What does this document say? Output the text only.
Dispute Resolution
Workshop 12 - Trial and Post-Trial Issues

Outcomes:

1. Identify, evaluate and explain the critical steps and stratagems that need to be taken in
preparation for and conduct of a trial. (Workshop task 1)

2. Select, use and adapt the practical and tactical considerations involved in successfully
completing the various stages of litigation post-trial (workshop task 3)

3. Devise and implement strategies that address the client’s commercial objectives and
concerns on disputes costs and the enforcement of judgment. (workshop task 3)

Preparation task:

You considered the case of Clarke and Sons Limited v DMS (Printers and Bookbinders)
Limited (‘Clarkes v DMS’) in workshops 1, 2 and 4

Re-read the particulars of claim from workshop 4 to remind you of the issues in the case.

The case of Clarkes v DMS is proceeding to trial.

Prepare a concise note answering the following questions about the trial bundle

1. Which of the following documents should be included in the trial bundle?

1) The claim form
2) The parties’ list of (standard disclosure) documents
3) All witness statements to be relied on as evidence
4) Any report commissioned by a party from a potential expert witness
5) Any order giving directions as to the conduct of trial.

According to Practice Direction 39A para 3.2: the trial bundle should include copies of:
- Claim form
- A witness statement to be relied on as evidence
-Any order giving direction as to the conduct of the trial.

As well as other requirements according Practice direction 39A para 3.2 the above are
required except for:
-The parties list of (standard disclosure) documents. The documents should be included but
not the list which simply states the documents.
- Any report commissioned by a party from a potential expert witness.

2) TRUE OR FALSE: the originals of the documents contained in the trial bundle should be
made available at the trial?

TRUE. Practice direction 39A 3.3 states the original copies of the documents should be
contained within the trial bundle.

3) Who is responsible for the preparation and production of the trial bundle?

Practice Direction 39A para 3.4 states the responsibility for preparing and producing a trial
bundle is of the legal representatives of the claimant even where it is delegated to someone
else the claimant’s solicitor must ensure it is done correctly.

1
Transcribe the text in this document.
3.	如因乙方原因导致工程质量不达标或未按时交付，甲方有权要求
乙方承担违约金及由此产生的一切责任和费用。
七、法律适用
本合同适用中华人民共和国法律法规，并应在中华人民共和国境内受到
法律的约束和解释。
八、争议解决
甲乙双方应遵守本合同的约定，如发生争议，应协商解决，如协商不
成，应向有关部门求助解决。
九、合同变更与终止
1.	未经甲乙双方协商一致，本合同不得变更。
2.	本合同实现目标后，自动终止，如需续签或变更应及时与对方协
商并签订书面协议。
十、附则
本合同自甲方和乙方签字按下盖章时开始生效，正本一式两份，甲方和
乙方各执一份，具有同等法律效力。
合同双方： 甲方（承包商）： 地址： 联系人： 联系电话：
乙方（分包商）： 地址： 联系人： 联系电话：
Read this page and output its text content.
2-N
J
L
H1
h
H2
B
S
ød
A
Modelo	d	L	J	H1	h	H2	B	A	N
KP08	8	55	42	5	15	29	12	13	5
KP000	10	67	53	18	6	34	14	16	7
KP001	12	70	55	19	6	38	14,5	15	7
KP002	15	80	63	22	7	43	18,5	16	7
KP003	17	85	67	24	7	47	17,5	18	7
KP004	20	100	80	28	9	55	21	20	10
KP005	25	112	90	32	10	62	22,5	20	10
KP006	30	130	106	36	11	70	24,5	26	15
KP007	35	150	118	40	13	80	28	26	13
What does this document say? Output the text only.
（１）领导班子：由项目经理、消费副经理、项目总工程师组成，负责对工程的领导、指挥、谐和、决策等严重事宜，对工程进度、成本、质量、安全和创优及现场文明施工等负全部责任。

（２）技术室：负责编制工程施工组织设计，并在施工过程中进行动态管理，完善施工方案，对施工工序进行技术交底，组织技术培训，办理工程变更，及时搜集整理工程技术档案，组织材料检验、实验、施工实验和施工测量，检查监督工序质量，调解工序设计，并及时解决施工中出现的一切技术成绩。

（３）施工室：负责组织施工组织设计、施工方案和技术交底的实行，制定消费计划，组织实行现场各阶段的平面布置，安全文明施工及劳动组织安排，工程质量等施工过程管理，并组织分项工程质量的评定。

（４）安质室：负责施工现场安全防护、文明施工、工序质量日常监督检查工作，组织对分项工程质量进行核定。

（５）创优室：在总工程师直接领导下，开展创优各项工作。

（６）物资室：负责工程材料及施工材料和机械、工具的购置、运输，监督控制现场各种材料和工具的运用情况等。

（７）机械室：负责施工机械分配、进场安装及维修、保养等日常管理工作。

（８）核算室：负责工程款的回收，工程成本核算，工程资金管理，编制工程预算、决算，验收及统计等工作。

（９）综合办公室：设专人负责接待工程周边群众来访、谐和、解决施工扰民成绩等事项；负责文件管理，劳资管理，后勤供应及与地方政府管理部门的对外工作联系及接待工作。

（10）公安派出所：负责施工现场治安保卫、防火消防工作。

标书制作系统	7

• **REQUIREMENTS**
Exactly reproduce every line found in the records.

• **SOLUTION**
What does this document say? Output the text only.
Dispute Resolution
Workshop 12 - Trial and Post-Trial Issues

Outcomes:

1. Identify, evaluate and explain the critical steps and stratagems that need to be taken in
preparation for and conduct of a trial. (Workshop task 1)

2. Select, use and adapt the practical and tactical considerations involved in successfully
completing the various stages of litigation post-trial (workshop task 3)

3. Devise and implement strategies that address the client’s commercial objectives and
concerns on disputes costs and the enforcement of judgment. (workshop task 3)

Preparation task:

You considered the case of Clarke and Sons Limited v DMS (Printers and Bookbinders)
Limited (‘Clarkes v DMS’) in workshops 1, 2 and 4

Re-read the particulars of claim from workshop 4 to remind you of the issues in the case.

The case of Clarkes v DMS is proceeding to trial.

Prepare a concise note answering the following questions about the trial bundle

1. Which of the following documents should be included in the trial bundle?

1) The claim form
2) The parties’ list of (standard disclosure) documents
3) All witness statements to be relied on as evidence
4) Any report commissioned by a party from a potential expert witness
5) Any order giving directions as to the conduct of trial.

According to Practice Direction 39A para 3.2: the trial bundle should include copies of:
- Claim form
- A witness statement to be relied on as evidence
-Any order giving direction as to the conduct of the trial.

As well as other requirements according Practice direction 39A para 3.2 the above are
required except for:
-The parties list of (standard disclosure) documents. The documents should be included but
not the list which simply states the documents.
- Any report commissioned by a party from a potential expert witness.

2) TRUE OR FALSE: the originals of the documents contained in the trial bundle should be
made available at the trial?

TRUE. Practice direction 39A 3.3 states the original copies of the documents should be
contained within the trial bundle.

3) Who is responsible for the preparation and production of the trial bundle?

Practice Direction 39A para 3.4 states the responsibility for preparing and producing a trial
bundle is of the legal representatives of the claimant even where it is delegated to someone
else the claimant’s solicitor must ensure it is done correctly.

1
Transcribe the text in this document.
3.	如因乙方原因导致工程质量不达标或未按时交付，甲方有权要求
乙方承担违约金及由此产生的一切责任和费用。
七、法律适用
本合同适用中华人民共和国法律法规，并应在中华人民共和国境内受到
法律的约束和解释。
八、争议解决
甲乙双方应遵守本合同的约定，如发生争议，应协商解决，如协商不
成，应向有关部门求助解决。
九、合同变更与终止
1.	未经甲乙双方协商一致，本合同不得变更。
2.	本合同实现目标后，自动终止，如需续签或变更应及时与对方协
商并签订书面协议。
十、附则
本合同自甲方和乙方签字按下盖章时开始生效，正本一式两份，甲方和
乙方各执一份，具有同等法律效力。
合同双方： 甲方（承包商）： 地址： 联系人： 联系电话：
乙方（分包商）： 地址： 联系人： 联系电话：
Read this page and output its text content.
2-N
J
L
H1
h
H2
B
S
ød
A
Modelo	d	L	J	H1	h	H2	B	A	N
KP08	8	55	42	5	15	29	12	13	5
KP000	10	67	53	18	6	34	14	16	7
KP001	12	70	55	19	6	38	14,5	15	7
KP002	15	80	63	22	7	43	18,5	16	7
KP003	17	85	67	24	7	47	17,5	18	7
KP004	20	100	80	28	9	55	21	20	10
KP005	25	112	90	32	10	62	22,5	20	10
KP006	30	130	106	36	11	70	24,5	26	15
KP007	35	150	118	40	13	80	28	26	13
What does this document say? Output the text only.
（１）领导班子：由项目经理、消费副经理、项目总工程师组成，负责对工程的领导、指挥、谐和、决策等严重事宜，对工程进度、成本、质量、安全和创优及现场文明施工等负全部责任。

（２）技术室：负责编制工程施工组织设计，并在施工过程中进行动态管理，完善施工方案，对施工工序进行技术交底，组织技术培训，办理工程变更，及时搜集整理工程技术档案，组织材料检验、实验、施工实验和施工测量，检查监督工序质量，调解工序设计，并及时解决施工中出现的一切技术成绩。

（３）施工室：负责组织施工组织设计、施工方案和技术交底的实行，制定消费计划，组织实行现场各阶段的平面布置，安全文明施工及劳动组织安排，工程质量等施工过程管理，并组织分项工程质量的评定。

（４）安质室：负责施工现场安全防护、文明施工、工序质量日常监督检查工作，组织对分项工程质量进行核定。

（５）创优室：在总工程师直接领导下，开展创优各项工作。

（６）物资室：负责工程材料及施工材料和机械、工具的购置、运输，监督控制现场各种材料和工具的运用情况等。

（７）机械室：负责施工机械分配、进场安装及维修、保养等日常管理工作。

（８）核算室：负责工程款的回收，工程成本核算，工程资金管理，编制工程预算、决算，验收及统计等工作。

（９）综合办公室：设专人负责接待工程周边群众来访、谐和、解决施工扰民成绩等事项；负责文件管理，劳资管理，后勤供应及与地方政府管理部门的对外工作联系及接待工作。

（10）公安派出所：负责施工现场治安保卫、防火消防工作。

标书制作系统	7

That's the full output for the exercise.